* EXERCISE BRIEF *
Without omitting anything, return the records precisely as given.

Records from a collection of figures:

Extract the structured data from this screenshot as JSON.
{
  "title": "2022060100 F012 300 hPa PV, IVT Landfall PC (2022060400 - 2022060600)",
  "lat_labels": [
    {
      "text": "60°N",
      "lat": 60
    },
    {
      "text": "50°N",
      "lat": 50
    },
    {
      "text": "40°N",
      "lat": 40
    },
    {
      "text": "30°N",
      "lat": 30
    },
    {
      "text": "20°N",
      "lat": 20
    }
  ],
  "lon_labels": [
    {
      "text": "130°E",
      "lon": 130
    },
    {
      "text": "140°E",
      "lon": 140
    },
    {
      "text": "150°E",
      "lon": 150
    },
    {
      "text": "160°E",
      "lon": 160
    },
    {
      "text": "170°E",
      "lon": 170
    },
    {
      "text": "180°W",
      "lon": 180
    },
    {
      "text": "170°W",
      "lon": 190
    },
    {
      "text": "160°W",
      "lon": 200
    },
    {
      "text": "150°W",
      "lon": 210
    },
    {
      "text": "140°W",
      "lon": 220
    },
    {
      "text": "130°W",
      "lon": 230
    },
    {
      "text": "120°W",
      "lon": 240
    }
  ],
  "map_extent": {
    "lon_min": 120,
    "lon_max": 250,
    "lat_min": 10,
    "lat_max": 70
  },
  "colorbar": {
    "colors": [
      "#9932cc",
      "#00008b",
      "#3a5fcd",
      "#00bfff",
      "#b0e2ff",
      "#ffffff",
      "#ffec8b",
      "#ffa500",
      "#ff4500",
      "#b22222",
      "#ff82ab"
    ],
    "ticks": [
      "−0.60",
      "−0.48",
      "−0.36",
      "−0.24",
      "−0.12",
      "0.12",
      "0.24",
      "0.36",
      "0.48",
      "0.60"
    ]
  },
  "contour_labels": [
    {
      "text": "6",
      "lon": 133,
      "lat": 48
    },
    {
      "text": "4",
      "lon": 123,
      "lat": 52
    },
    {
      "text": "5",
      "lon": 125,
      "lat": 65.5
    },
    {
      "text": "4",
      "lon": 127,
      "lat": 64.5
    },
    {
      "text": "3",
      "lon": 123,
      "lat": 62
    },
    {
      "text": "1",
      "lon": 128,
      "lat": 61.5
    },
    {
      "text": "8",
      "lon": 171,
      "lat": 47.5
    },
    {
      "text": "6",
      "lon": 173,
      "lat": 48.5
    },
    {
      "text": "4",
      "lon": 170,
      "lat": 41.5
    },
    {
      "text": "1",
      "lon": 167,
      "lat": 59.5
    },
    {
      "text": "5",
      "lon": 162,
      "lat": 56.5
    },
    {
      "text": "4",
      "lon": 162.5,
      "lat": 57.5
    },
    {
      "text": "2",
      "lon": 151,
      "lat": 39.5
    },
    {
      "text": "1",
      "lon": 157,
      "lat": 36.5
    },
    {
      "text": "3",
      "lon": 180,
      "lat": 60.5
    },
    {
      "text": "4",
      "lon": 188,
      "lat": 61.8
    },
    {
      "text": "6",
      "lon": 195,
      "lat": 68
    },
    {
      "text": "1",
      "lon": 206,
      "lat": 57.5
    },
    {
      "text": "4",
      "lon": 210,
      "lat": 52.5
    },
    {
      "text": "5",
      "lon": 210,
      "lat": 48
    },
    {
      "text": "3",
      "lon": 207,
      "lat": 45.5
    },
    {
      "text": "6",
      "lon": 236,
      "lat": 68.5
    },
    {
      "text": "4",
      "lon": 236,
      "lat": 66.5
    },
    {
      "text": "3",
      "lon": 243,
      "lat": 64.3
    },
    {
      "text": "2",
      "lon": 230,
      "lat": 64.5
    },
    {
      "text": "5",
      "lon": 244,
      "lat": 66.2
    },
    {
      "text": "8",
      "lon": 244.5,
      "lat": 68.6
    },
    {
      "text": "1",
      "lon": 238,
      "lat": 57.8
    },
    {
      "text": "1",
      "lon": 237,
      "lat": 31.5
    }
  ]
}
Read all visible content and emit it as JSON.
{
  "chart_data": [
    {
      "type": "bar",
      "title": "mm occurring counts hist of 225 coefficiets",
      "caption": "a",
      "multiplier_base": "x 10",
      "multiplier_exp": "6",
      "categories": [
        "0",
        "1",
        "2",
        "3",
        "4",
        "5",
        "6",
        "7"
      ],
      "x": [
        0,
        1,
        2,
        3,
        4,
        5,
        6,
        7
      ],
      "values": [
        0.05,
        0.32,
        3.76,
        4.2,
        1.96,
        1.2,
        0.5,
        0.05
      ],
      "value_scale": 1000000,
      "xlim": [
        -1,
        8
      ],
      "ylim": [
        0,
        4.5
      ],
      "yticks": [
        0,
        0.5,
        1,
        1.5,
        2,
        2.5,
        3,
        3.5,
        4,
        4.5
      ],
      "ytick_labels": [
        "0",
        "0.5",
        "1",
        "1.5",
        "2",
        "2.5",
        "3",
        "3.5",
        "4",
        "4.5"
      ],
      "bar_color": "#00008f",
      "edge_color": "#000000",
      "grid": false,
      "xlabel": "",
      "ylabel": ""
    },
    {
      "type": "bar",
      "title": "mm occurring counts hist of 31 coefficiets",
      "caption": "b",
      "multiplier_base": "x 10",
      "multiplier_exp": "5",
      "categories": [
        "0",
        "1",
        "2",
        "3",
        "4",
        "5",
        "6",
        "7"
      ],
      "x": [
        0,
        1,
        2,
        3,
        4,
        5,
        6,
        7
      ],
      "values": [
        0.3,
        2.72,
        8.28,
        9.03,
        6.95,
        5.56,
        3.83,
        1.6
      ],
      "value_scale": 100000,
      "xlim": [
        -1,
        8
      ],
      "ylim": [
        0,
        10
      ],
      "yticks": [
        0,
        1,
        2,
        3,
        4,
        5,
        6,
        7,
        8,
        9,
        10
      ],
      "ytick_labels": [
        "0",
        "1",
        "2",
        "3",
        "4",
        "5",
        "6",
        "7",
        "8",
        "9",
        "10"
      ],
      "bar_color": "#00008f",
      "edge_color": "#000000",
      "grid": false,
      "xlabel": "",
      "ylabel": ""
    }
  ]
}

* SOLUTION *
Extract the structured data from this screenshot as JSON.
{
  "title": "2022060100 F012 300 hPa PV, IVT Landfall PC (2022060400 - 2022060600)",
  "lat_labels": [
    {
      "text": "60°N",
      "lat": 60
    },
    {
      "text": "50°N",
      "lat": 50
    },
    {
      "text": "40°N",
      "lat": 40
    },
    {
      "text": "30°N",
      "lat": 30
    },
    {
      "text": "20°N",
      "lat": 20
    }
  ],
  "lon_labels": [
    {
      "text": "130°E",
      "lon": 130
    },
    {
      "text": "140°E",
      "lon": 140
    },
    {
      "text": "150°E",
      "lon": 150
    },
    {
      "text": "160°E",
      "lon": 160
    },
    {
      "text": "170°E",
      "lon": 170
    },
    {
      "text": "180°W",
      "lon": 180
    },
    {
      "text": "170°W",
      "lon": 190
    },
    {
      "text": "160°W",
      "lon": 200
    },
    {
      "text": "150°W",
      "lon": 210
    },
    {
      "text": "140°W",
      "lon": 220
    },
    {
      "text": "130°W",
      "lon": 230
    },
    {
      "text": "120°W",
      "lon": 240
    }
  ],
  "map_extent": {
    "lon_min": 120,
    "lon_max": 250,
    "lat_min": 10,
    "lat_max": 70
  },
  "colorbar": {
    "colors": [
      "#9932cc",
      "#00008b",
      "#3a5fcd",
      "#00bfff",
      "#b0e2ff",
      "#ffffff",
      "#ffec8b",
      "#ffa500",
      "#ff4500",
      "#b22222",
      "#ff82ab"
    ],
    "ticks": [
      "−0.60",
      "−0.48",
      "−0.36",
      "−0.24",
      "−0.12",
      "0.12",
      "0.24",
      "0.36",
      "0.48",
      "0.60"
    ]
  },
  "contour_labels": [
    {
      "text": "6",
      "lon": 133,
      "lat": 48
    },
    {
      "text": "4",
      "lon": 123,
      "lat": 52
    },
    {
      "text": "5",
      "lon": 125,
      "lat": 65.5
    },
    {
      "text": "4",
      "lon": 127,
      "lat": 64.5
    },
    {
      "text": "3",
      "lon": 123,
      "lat": 62
    },
    {
      "text": "1",
      "lon": 128,
      "lat": 61.5
    },
    {
      "text": "8",
      "lon": 171,
      "lat": 47.5
    },
    {
      "text": "6",
      "lon": 173,
      "lat": 48.5
    },
    {
      "text": "4",
      "lon": 170,
      "lat": 41.5
    },
    {
      "text": "1",
      "lon": 167,
      "lat": 59.5
    },
    {
      "text": "5",
      "lon": 162,
      "lat": 56.5
    },
    {
      "text": "4",
      "lon": 162.5,
      "lat": 57.5
    },
    {
      "text": "2",
      "lon": 151,
      "lat": 39.5
    },
    {
      "text": "1",
      "lon": 157,
      "lat": 36.5
    },
    {
      "text": "3",
      "lon": 180,
      "lat": 60.5
    },
    {
      "text": "4",
      "lon": 188,
      "lat": 61.8
    },
    {
      "text": "6",
      "lon": 195,
      "lat": 68
    },
    {
      "text": "1",
      "lon": 206,
      "lat": 57.5
    },
    {
      "text": "4",
      "lon": 210,
      "lat": 52.5
    },
    {
      "text": "5",
      "lon": 210,
      "lat": 48
    },
    {
      "text": "3",
      "lon": 207,
      "lat": 45.5
    },
    {
      "text": "6",
      "lon": 236,
      "lat": 68.5
    },
    {
      "text": "4",
      "lon": 236,
      "lat": 66.5
    },
    {
      "text": "3",
      "lon": 243,
      "lat": 64.3
    },
    {
      "text": "2",
      "lon": 230,
      "lat": 64.5
    },
    {
      "text": "5",
      "lon": 244,
      "lat": 66.2
    },
    {
      "text": "8",
      "lon": 244.5,
      "lat": 68.6
    },
    {
      "text": "1",
      "lon": 238,
      "lat": 57.8
    },
    {
      "text": "1",
      "lon": 237,
      "lat": 31.5
    }
  ]
}
Read all visible content and emit it as JSON.
{
  "chart_data": [
    {
      "type": "bar",
      "title": "mm occurring counts hist of 225 coefficiets",
      "caption": "a",
      "multiplier_base": "x 10",
      "multiplier_exp": "6",
      "categories": [
        "0",
        "1",
        "2",
        "3",
        "4",
        "5",
        "6",
        "7"
      ],
      "x": [
        0,
        1,
        2,
        3,
        4,
        5,
        6,
        7
      ],
      "values": [
        0.05,
        0.32,
        3.76,
        4.2,
        1.96,
        1.2,
        0.5,
        0.05
      ],
      "value_scale": 1000000,
      "xlim": [
        -1,
        8
      ],
      "ylim": [
        0,
        4.5
      ],
      "yticks": [
        0,
        0.5,
        1,
        1.5,
        2,
        2.5,
        3,
        3.5,
        4,
        4.5
      ],
      "ytick_labels": [
        "0",
        "0.5",
        "1",
        "1.5",
        "2",
        "2.5",
        "3",
        "3.5",
        "4",
        "4.5"
      ],
      "bar_color": "#00008f",
      "edge_color": "#000000",
      "grid": false,
      "xlabel": "",
      "ylabel": ""
    },
    {
      "type": "bar",
      "title": "mm occurring counts hist of 31 coefficiets",
      "caption": "b",
      "multiplier_base": "x 10",
      "multiplier_exp": "5",
      "categories": [
        "0",
        "1",
        "2",
        "3",
        "4",
        "5",
        "6",
        "7"
      ],
      "x": [
        0,
        1,
        2,
        3,
        4,
        5,
        6,
        7
      ],
      "values": [
        0.3,
        2.72,
        8.28,
        9.03,
        6.95,
        5.56,
        3.83,
        1.6
      ],
      "value_scale": 100000,
      "xlim": [
        -1,
        8
      ],
      "ylim": [
        0,
        10
      ],
      "yticks": [
        0,
        1,
        2,
        3,
        4,
        5,
        6,
        7,
        8,
        9,
        10
      ],
      "ytick_labels": [
        "0",
        "1",
        "2",
        "3",
        "4",
        "5",
        "6",
        "7",
        "8",
        "9",
        "10"
      ],
      "bar_color": "#00008f",
      "edge_color": "#000000",
      "grid": false,
      "xlabel": "",
      "ylabel": ""
    }
  ]
}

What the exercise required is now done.